→ **Provided data**
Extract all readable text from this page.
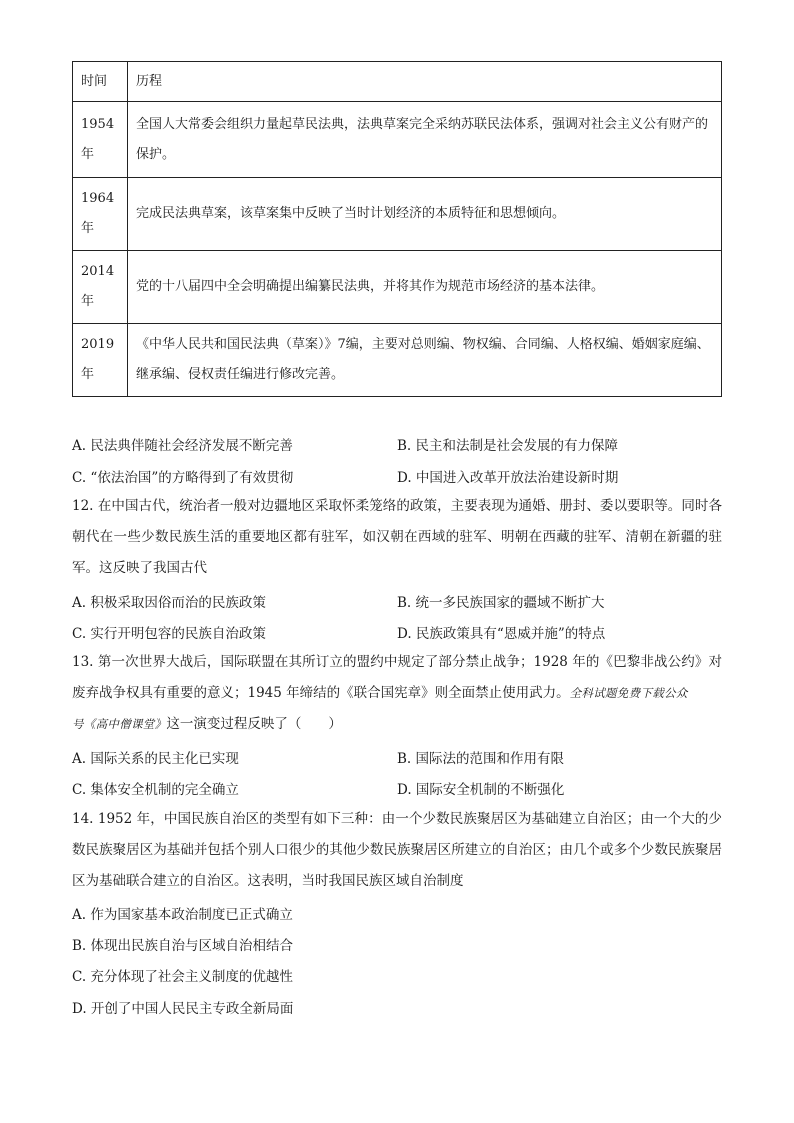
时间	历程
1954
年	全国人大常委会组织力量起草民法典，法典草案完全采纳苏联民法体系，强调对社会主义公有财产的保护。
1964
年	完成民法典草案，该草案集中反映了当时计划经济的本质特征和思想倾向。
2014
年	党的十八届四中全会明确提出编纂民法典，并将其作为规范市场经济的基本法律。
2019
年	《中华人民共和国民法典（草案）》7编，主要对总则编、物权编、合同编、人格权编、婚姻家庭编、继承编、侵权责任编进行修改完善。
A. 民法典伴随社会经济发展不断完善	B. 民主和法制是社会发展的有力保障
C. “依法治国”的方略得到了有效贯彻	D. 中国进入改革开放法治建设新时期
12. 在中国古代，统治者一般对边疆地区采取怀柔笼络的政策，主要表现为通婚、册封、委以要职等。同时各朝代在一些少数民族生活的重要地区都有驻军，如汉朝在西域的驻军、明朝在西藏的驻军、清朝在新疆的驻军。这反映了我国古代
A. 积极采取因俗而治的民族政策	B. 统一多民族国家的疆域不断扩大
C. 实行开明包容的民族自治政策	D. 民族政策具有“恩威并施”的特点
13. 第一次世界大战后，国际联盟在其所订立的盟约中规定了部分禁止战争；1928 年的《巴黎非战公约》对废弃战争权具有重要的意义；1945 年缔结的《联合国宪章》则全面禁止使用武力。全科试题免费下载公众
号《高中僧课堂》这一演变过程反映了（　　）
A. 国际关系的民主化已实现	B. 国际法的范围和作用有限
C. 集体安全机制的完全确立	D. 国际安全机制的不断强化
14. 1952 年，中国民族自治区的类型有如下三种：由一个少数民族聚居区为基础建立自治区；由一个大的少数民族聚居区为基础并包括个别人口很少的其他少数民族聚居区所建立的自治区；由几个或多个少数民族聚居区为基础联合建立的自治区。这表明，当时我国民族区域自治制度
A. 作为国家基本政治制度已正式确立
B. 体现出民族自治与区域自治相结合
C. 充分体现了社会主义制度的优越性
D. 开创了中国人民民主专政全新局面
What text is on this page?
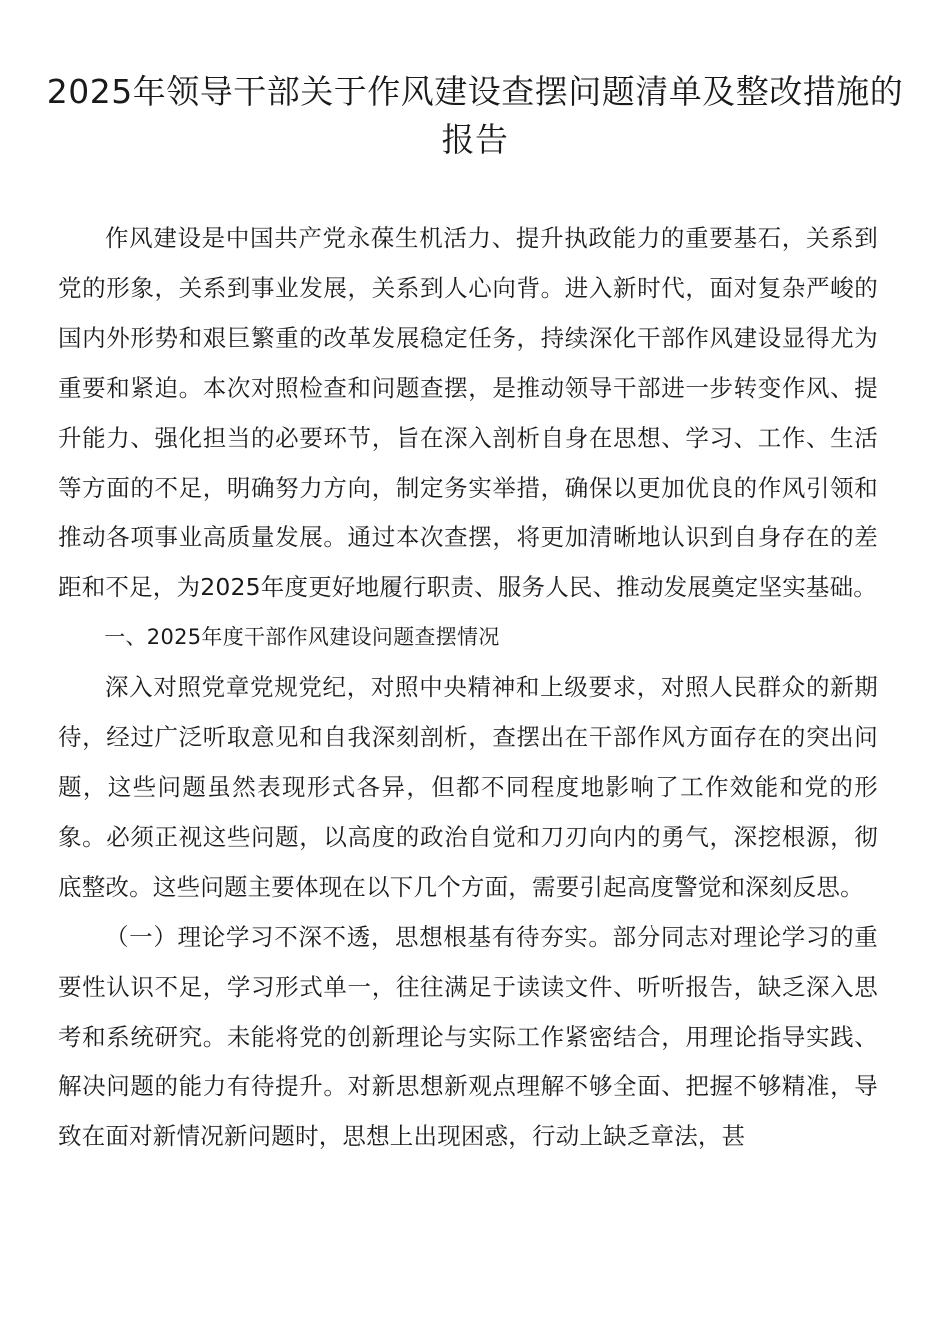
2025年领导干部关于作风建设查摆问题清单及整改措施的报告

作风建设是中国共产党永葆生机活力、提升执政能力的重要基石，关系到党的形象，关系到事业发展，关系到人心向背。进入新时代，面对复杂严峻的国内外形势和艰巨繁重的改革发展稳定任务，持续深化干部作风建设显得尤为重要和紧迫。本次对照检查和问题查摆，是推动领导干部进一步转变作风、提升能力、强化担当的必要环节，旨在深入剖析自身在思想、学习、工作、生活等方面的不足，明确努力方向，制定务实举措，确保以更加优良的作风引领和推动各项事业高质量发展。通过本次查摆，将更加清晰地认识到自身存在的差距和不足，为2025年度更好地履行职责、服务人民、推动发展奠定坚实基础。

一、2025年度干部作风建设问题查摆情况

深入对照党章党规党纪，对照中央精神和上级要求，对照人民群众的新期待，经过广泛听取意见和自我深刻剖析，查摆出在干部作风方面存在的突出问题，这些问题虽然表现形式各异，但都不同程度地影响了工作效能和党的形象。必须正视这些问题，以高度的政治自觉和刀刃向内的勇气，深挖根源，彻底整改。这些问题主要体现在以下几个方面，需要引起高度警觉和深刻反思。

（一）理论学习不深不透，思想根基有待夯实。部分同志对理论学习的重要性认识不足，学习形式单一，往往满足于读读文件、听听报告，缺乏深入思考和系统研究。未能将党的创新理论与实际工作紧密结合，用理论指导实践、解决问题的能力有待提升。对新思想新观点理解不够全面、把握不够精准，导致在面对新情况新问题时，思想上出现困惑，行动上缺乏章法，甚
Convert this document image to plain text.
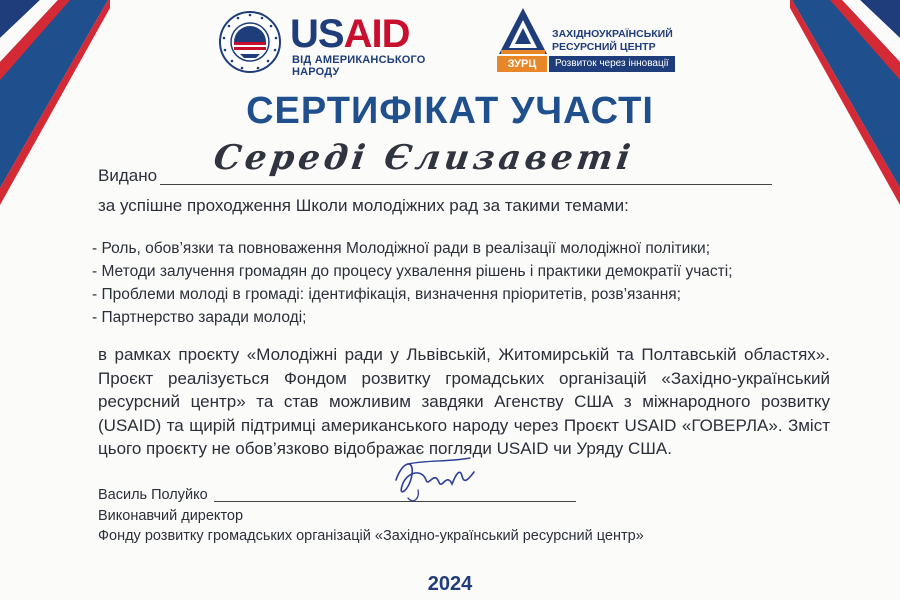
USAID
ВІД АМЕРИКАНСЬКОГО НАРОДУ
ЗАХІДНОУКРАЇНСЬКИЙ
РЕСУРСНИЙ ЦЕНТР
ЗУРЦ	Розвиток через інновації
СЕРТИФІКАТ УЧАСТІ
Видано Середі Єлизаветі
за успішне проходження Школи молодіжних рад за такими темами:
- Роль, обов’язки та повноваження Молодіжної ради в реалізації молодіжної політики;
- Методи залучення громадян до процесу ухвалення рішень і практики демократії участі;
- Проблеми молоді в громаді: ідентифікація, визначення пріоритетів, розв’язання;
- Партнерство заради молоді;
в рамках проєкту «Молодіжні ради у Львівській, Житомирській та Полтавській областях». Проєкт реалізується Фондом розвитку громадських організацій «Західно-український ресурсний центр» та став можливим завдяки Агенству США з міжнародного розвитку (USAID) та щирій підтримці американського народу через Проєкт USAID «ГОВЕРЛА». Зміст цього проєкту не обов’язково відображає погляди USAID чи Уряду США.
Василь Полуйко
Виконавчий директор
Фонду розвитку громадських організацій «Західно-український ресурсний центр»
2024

→ **What is expected**
Write out every record above exactly as it stands, but leave out the pictures.

→ **Solved problem**
Extract all readable text from this page.
时间	历程
1954
年	全国人大常委会组织力量起草民法典，法典草案完全采纳苏联民法体系，强调对社会主义公有财产的保护。
1964
年	完成民法典草案，该草案集中反映了当时计划经济的本质特征和思想倾向。
2014
年	党的十八届四中全会明确提出编纂民法典，并将其作为规范市场经济的基本法律。
2019
年	《中华人民共和国民法典（草案）》7编，主要对总则编、物权编、合同编、人格权编、婚姻家庭编、继承编、侵权责任编进行修改完善。
A. 民法典伴随社会经济发展不断完善	B. 民主和法制是社会发展的有力保障
C. “依法治国”的方略得到了有效贯彻	D. 中国进入改革开放法治建设新时期
12. 在中国古代，统治者一般对边疆地区采取怀柔笼络的政策，主要表现为通婚、册封、委以要职等。同时各朝代在一些少数民族生活的重要地区都有驻军，如汉朝在西域的驻军、明朝在西藏的驻军、清朝在新疆的驻军。这反映了我国古代
A. 积极采取因俗而治的民族政策	B. 统一多民族国家的疆域不断扩大
C. 实行开明包容的民族自治政策	D. 民族政策具有“恩威并施”的特点
13. 第一次世界大战后，国际联盟在其所订立的盟约中规定了部分禁止战争；1928 年的《巴黎非战公约》对废弃战争权具有重要的意义；1945 年缔结的《联合国宪章》则全面禁止使用武力。全科试题免费下载公众
号《高中僧课堂》这一演变过程反映了（　　）
A. 国际关系的民主化已实现	B. 国际法的范围和作用有限
C. 集体安全机制的完全确立	D. 国际安全机制的不断强化
14. 1952 年，中国民族自治区的类型有如下三种：由一个少数民族聚居区为基础建立自治区；由一个大的少数民族聚居区为基础并包括个别人口很少的其他少数民族聚居区所建立的自治区；由几个或多个少数民族聚居区为基础联合建立的自治区。这表明，当时我国民族区域自治制度
A. 作为国家基本政治制度已正式确立
B. 体现出民族自治与区域自治相结合
C. 充分体现了社会主义制度的优越性
D. 开创了中国人民民主专政全新局面
What text is on this page?
2025年领导干部关于作风建设查摆问题清单及整改措施的报告

作风建设是中国共产党永葆生机活力、提升执政能力的重要基石，关系到党的形象，关系到事业发展，关系到人心向背。进入新时代，面对复杂严峻的国内外形势和艰巨繁重的改革发展稳定任务，持续深化干部作风建设显得尤为重要和紧迫。本次对照检查和问题查摆，是推动领导干部进一步转变作风、提升能力、强化担当的必要环节，旨在深入剖析自身在思想、学习、工作、生活等方面的不足，明确努力方向，制定务实举措，确保以更加优良的作风引领和推动各项事业高质量发展。通过本次查摆，将更加清晰地认识到自身存在的差距和不足，为2025年度更好地履行职责、服务人民、推动发展奠定坚实基础。

一、2025年度干部作风建设问题查摆情况

深入对照党章党规党纪，对照中央精神和上级要求，对照人民群众的新期待，经过广泛听取意见和自我深刻剖析，查摆出在干部作风方面存在的突出问题，这些问题虽然表现形式各异，但都不同程度地影响了工作效能和党的形象。必须正视这些问题，以高度的政治自觉和刀刃向内的勇气，深挖根源，彻底整改。这些问题主要体现在以下几个方面，需要引起高度警觉和深刻反思。

（一）理论学习不深不透，思想根基有待夯实。部分同志对理论学习的重要性认识不足，学习形式单一，往往满足于读读文件、听听报告，缺乏深入思考和系统研究。未能将党的创新理论与实际工作紧密结合，用理论指导实践、解决问题的能力有待提升。对新思想新观点理解不够全面、把握不够精准，导致在面对新情况新问题时，思想上出现困惑，行动上缺乏章法，甚
Convert this document image to plain text.
USAID
ВІД АМЕРИКАНСЬКОГО НАРОДУ
ЗАХІДНОУКРАЇНСЬКИЙ
РЕСУРСНИЙ ЦЕНТР
ЗУРЦ	Розвиток через інновації
СЕРТИФІКАТ УЧАСТІ
Видано Середі Єлизаветі
за успішне проходження Школи молодіжних рад за такими темами:
- Роль, обов’язки та повноваження Молодіжної ради в реалізації молодіжної політики;
- Методи залучення громадян до процесу ухвалення рішень і практики демократії участі;
- Проблеми молоді в громаді: ідентифікація, визначення пріоритетів, розв’язання;
- Партнерство заради молоді;
в рамках проєкту «Молодіжні ради у Львівській, Житомирській та Полтавській областях». Проєкт реалізується Фондом розвитку громадських організацій «Західно-український ресурсний центр» та став можливим завдяки Агенству США з міжнародного розвитку (USAID) та щирій підтримці американського народу через Проєкт USAID «ГОВЕРЛА». Зміст цього проєкту не обов’язково відображає погляди USAID чи Уряду США.
Василь Полуйко
Виконавчий директор
Фонду розвитку громадських організацій «Західно-український ресурсний центр»
2024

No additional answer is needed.